:: THE PROBLEM ::
Quote all of the data below exactly, please.
------------------------------------------------------------------------
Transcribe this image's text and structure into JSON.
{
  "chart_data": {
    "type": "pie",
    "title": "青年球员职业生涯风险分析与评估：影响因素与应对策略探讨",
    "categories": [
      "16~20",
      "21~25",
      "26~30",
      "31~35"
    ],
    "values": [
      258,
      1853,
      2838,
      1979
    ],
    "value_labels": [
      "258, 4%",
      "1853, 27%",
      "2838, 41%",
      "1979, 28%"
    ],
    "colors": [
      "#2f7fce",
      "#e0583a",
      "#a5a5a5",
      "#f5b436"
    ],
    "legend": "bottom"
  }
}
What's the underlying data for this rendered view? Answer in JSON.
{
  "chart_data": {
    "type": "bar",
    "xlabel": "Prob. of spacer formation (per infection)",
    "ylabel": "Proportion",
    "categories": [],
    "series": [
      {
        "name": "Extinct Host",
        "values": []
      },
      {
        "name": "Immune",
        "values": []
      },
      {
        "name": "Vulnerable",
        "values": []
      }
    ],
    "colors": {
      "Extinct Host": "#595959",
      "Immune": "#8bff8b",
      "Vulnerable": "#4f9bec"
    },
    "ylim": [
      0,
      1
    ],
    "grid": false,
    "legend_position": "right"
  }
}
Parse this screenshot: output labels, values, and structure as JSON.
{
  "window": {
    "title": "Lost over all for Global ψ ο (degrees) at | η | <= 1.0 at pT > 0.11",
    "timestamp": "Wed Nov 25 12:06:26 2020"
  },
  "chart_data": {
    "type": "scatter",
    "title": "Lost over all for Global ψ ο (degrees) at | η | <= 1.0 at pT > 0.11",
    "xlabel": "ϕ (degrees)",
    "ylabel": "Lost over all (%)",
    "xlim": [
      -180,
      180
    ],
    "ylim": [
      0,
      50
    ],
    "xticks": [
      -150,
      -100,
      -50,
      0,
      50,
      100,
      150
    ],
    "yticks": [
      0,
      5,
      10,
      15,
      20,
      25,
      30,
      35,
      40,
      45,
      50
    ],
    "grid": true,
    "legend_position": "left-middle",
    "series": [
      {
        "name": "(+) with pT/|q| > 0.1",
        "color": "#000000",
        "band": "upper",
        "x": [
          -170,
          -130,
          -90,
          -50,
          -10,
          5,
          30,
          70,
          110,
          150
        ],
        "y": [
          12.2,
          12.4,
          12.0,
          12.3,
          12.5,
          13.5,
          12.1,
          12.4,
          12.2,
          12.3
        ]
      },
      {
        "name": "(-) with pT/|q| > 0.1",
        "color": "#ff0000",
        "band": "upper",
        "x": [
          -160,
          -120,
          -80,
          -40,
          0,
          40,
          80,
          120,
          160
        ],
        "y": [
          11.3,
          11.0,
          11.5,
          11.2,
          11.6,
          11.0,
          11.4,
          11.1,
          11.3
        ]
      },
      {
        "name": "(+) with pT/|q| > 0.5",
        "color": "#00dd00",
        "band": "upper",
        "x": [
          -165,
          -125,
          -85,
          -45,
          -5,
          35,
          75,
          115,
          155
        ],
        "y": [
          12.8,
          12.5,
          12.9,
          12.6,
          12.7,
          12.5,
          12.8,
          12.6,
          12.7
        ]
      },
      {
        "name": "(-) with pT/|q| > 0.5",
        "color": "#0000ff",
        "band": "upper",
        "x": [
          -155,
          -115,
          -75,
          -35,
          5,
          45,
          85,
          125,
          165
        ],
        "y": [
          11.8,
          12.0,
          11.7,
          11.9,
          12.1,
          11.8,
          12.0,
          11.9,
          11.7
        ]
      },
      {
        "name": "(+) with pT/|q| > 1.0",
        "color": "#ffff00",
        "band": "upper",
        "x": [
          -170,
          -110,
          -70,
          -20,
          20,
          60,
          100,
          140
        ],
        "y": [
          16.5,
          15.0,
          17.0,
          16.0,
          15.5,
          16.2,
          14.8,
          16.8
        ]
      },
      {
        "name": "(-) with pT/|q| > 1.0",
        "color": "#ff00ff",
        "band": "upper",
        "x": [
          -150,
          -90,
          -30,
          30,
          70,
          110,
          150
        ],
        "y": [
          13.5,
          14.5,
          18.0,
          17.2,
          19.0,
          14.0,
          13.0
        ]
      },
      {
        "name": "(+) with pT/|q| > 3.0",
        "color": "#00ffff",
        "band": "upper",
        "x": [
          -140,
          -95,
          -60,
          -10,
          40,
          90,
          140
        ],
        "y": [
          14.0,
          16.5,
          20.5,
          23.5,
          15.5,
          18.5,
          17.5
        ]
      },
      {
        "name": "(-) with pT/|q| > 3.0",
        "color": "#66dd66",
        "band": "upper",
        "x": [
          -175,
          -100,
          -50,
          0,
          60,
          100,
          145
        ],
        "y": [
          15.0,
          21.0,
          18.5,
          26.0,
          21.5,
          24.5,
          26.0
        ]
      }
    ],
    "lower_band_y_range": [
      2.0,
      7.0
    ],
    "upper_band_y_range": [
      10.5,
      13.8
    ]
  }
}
------------------------------------------------------------------------
:: FINISHED EXERCISE ::
Transcribe this image's text and structure into JSON.
{
  "chart_data": {
    "type": "pie",
    "title": "青年球员职业生涯风险分析与评估：影响因素与应对策略探讨",
    "categories": [
      "16~20",
      "21~25",
      "26~30",
      "31~35"
    ],
    "values": [
      258,
      1853,
      2838,
      1979
    ],
    "value_labels": [
      "258, 4%",
      "1853, 27%",
      "2838, 41%",
      "1979, 28%"
    ],
    "colors": [
      "#2f7fce",
      "#e0583a",
      "#a5a5a5",
      "#f5b436"
    ],
    "legend": "bottom"
  }
}
What's the underlying data for this rendered view? Answer in JSON.
{
  "chart_data": {
    "type": "bar",
    "xlabel": "Prob. of spacer formation (per infection)",
    "ylabel": "Proportion",
    "categories": [],
    "series": [
      {
        "name": "Extinct Host",
        "values": []
      },
      {
        "name": "Immune",
        "values": []
      },
      {
        "name": "Vulnerable",
        "values": []
      }
    ],
    "colors": {
      "Extinct Host": "#595959",
      "Immune": "#8bff8b",
      "Vulnerable": "#4f9bec"
    },
    "ylim": [
      0,
      1
    ],
    "grid": false,
    "legend_position": "right"
  }
}
Parse this screenshot: output labels, values, and structure as JSON.
{
  "window": {
    "title": "Lost over all for Global ψ ο (degrees) at | η | <= 1.0 at pT > 0.11",
    "timestamp": "Wed Nov 25 12:06:26 2020"
  },
  "chart_data": {
    "type": "scatter",
    "title": "Lost over all for Global ψ ο (degrees) at | η | <= 1.0 at pT > 0.11",
    "xlabel": "ϕ (degrees)",
    "ylabel": "Lost over all (%)",
    "xlim": [
      -180,
      180
    ],
    "ylim": [
      0,
      50
    ],
    "xticks": [
      -150,
      -100,
      -50,
      0,
      50,
      100,
      150
    ],
    "yticks": [
      0,
      5,
      10,
      15,
      20,
      25,
      30,
      35,
      40,
      45,
      50
    ],
    "grid": true,
    "legend_position": "left-middle",
    "series": [
      {
        "name": "(+) with pT/|q| > 0.1",
        "color": "#000000",
        "band": "upper",
        "x": [
          -170,
          -130,
          -90,
          -50,
          -10,
          5,
          30,
          70,
          110,
          150
        ],
        "y": [
          12.2,
          12.4,
          12.0,
          12.3,
          12.5,
          13.5,
          12.1,
          12.4,
          12.2,
          12.3
        ]
      },
      {
        "name": "(-) with pT/|q| > 0.1",
        "color": "#ff0000",
        "band": "upper",
        "x": [
          -160,
          -120,
          -80,
          -40,
          0,
          40,
          80,
          120,
          160
        ],
        "y": [
          11.3,
          11.0,
          11.5,
          11.2,
          11.6,
          11.0,
          11.4,
          11.1,
          11.3
        ]
      },
      {
        "name": "(+) with pT/|q| > 0.5",
        "color": "#00dd00",
        "band": "upper",
        "x": [
          -165,
          -125,
          -85,
          -45,
          -5,
          35,
          75,
          115,
          155
        ],
        "y": [
          12.8,
          12.5,
          12.9,
          12.6,
          12.7,
          12.5,
          12.8,
          12.6,
          12.7
        ]
      },
      {
        "name": "(-) with pT/|q| > 0.5",
        "color": "#0000ff",
        "band": "upper",
        "x": [
          -155,
          -115,
          -75,
          -35,
          5,
          45,
          85,
          125,
          165
        ],
        "y": [
          11.8,
          12.0,
          11.7,
          11.9,
          12.1,
          11.8,
          12.0,
          11.9,
          11.7
        ]
      },
      {
        "name": "(+) with pT/|q| > 1.0",
        "color": "#ffff00",
        "band": "upper",
        "x": [
          -170,
          -110,
          -70,
          -20,
          20,
          60,
          100,
          140
        ],
        "y": [
          16.5,
          15.0,
          17.0,
          16.0,
          15.5,
          16.2,
          14.8,
          16.8
        ]
      },
      {
        "name": "(-) with pT/|q| > 1.0",
        "color": "#ff00ff",
        "band": "upper",
        "x": [
          -150,
          -90,
          -30,
          30,
          70,
          110,
          150
        ],
        "y": [
          13.5,
          14.5,
          18.0,
          17.2,
          19.0,
          14.0,
          13.0
        ]
      },
      {
        "name": "(+) with pT/|q| > 3.0",
        "color": "#00ffff",
        "band": "upper",
        "x": [
          -140,
          -95,
          -60,
          -10,
          40,
          90,
          140
        ],
        "y": [
          14.0,
          16.5,
          20.5,
          23.5,
          15.5,
          18.5,
          17.5
        ]
      },
      {
        "name": "(-) with pT/|q| > 3.0",
        "color": "#66dd66",
        "band": "upper",
        "x": [
          -175,
          -100,
          -50,
          0,
          60,
          100,
          145
        ],
        "y": [
          15.0,
          21.0,
          18.5,
          26.0,
          21.5,
          24.5,
          26.0
        ]
      }
    ],
    "lower_band_y_range": [
      2.0,
      7.0
    ],
    "upper_band_y_range": [
      10.5,
      13.8
    ]
  }
}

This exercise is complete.